───── DATA SHOWN ─────
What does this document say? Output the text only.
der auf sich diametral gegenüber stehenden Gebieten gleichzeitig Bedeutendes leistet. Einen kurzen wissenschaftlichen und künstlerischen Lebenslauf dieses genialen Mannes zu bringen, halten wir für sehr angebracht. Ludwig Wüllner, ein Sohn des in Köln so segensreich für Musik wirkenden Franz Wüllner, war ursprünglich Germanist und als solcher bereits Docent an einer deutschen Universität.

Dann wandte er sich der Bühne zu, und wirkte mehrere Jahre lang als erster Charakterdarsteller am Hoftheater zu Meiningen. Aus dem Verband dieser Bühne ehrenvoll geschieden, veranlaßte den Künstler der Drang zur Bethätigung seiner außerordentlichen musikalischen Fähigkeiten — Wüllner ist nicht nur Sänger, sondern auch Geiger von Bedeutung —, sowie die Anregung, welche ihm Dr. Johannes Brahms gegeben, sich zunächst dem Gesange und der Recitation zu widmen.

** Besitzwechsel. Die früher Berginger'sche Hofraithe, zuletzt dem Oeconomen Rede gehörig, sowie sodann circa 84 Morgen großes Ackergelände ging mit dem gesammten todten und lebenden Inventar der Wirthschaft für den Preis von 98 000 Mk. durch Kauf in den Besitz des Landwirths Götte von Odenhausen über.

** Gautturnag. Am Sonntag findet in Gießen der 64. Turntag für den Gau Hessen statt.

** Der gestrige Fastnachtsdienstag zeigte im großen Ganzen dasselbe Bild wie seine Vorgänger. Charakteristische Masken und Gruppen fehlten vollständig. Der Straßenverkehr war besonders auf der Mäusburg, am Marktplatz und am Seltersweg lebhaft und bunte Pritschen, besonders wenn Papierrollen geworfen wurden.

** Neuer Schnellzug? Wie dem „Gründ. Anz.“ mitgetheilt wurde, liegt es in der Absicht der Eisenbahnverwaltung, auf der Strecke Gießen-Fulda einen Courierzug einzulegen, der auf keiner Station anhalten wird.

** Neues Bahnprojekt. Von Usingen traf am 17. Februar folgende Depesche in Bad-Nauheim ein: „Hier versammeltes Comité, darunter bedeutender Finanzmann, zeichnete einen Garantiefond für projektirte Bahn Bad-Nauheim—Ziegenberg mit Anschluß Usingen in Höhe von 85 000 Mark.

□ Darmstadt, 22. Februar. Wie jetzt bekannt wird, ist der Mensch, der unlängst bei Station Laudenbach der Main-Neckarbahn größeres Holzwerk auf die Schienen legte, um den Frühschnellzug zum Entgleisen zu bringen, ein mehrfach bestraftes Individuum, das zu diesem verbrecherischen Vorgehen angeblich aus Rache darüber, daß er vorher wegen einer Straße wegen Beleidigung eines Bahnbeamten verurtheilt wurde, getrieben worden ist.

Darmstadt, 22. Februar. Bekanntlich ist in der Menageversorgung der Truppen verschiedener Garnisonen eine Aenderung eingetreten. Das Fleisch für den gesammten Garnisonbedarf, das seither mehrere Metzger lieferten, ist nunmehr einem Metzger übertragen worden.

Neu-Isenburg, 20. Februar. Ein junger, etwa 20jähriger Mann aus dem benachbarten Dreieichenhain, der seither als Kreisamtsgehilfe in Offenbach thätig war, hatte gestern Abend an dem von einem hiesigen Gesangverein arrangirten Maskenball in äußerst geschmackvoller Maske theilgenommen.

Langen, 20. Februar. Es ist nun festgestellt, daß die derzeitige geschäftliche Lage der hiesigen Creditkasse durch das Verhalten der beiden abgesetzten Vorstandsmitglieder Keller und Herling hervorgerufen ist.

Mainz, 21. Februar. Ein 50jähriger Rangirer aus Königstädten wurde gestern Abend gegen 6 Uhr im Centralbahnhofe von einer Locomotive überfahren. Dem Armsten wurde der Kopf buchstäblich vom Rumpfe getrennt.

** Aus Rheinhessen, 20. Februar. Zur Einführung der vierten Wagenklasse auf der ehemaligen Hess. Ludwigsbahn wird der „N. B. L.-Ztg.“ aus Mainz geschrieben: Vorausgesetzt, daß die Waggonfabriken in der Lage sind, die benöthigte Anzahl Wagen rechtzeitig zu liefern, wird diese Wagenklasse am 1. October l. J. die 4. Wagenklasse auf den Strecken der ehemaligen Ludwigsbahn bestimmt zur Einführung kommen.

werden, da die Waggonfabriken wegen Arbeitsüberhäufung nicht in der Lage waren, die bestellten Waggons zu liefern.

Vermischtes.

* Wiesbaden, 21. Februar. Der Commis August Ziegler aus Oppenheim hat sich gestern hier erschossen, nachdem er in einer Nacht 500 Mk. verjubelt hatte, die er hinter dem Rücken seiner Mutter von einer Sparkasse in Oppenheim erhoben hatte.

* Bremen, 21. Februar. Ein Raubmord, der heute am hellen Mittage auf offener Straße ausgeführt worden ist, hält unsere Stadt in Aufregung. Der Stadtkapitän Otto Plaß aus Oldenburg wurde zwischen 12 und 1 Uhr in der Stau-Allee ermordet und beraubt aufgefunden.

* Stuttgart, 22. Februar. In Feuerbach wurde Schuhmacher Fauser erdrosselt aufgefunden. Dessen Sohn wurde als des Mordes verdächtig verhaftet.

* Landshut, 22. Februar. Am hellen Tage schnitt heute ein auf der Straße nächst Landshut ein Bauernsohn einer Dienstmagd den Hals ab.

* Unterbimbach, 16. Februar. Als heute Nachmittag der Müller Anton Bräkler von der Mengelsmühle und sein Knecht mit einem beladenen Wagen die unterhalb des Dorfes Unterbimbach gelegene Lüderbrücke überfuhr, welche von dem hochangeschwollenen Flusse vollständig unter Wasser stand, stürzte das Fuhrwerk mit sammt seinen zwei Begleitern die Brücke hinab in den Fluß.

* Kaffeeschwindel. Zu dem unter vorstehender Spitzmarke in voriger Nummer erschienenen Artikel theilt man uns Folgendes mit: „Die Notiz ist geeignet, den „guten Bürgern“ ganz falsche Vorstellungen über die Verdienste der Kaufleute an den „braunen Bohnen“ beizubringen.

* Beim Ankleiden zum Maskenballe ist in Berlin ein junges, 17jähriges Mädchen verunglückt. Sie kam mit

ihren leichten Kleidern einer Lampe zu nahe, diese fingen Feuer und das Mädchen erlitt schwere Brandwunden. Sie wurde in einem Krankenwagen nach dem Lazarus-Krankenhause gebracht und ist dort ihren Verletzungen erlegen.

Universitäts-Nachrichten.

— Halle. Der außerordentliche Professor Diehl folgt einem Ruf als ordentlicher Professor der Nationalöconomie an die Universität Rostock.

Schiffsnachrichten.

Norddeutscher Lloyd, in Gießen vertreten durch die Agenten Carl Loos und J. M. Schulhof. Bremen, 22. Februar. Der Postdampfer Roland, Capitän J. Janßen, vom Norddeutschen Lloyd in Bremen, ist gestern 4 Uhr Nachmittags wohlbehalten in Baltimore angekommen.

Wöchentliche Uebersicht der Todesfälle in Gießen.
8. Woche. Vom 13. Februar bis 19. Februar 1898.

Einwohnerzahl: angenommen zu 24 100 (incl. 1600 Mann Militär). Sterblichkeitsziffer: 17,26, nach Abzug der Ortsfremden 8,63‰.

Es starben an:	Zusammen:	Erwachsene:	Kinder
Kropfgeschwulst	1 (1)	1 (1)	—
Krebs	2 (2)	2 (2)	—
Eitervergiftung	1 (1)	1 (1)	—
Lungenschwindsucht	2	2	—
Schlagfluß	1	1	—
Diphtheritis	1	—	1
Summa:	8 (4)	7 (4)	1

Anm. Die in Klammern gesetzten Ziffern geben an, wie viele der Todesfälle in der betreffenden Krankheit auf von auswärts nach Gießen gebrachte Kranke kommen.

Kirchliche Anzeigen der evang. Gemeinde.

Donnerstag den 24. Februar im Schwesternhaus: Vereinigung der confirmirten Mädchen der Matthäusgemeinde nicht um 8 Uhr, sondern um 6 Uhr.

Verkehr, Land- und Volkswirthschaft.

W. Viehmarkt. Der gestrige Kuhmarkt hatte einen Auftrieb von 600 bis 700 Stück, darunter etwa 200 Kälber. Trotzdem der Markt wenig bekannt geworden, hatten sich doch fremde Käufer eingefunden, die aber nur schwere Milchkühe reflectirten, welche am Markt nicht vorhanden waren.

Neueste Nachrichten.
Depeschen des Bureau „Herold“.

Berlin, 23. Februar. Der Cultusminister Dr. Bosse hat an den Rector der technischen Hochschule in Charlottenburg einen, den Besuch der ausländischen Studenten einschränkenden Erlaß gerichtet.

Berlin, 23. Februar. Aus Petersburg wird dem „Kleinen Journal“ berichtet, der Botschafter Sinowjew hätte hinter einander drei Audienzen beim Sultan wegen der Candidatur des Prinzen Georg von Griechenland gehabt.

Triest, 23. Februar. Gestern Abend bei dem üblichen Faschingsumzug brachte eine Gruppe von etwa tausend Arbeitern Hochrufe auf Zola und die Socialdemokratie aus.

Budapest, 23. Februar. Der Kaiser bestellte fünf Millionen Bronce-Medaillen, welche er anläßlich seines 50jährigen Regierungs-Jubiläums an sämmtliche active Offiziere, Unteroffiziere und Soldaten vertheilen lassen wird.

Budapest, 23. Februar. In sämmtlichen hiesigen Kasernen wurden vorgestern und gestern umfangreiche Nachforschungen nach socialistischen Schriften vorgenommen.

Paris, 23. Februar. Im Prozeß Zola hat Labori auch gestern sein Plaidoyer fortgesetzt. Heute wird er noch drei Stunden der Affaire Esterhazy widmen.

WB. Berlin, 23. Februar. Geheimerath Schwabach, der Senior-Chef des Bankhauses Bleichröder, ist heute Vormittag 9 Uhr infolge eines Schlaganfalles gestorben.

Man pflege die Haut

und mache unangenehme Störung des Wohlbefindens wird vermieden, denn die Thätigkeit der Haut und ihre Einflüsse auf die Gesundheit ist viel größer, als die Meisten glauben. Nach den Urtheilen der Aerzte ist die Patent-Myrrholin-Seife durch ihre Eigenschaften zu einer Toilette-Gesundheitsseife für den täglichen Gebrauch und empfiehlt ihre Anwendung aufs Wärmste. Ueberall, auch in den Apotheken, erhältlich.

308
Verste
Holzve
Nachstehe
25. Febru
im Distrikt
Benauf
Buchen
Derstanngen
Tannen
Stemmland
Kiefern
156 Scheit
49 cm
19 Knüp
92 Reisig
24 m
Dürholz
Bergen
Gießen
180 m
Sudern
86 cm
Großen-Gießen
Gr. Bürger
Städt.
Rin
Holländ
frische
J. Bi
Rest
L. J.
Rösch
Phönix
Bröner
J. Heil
─────
▶ [TASK GOAL]
Among the lines of the data, find every one that holds "seiner" and copy it.

▶ [YOUR SOLUTION]
Dann wandte er sich der Bühne zu, und wirkte mehrere Jahre lang als erster Charakterdarsteller am Hoftheater zu Meiningen. Aus dem Verband dieser Bühne ehrenvoll geschieden, veranlaßte den Künstler der Drang zur Bethätigung seiner außerordentlichen musikalischen Fähigkeiten — Wüllner ist nicht nur Sänger, sondern auch Geiger von Bedeutung —, sowie die Anregung, welche ihm Dr. Johannes Brahms gegeben, sich zunächst dem Gesange und der Recitation zu widmen.
* Wiesbaden, 21. Februar. Der Commis August Ziegler aus Oppenheim hat sich gestern hier erschossen, nachdem er in einer Nacht 500 Mk. verjubelt hatte, die er hinter dem Rücken seiner Mutter von einer Sparkasse in Oppenheim erhoben hatte.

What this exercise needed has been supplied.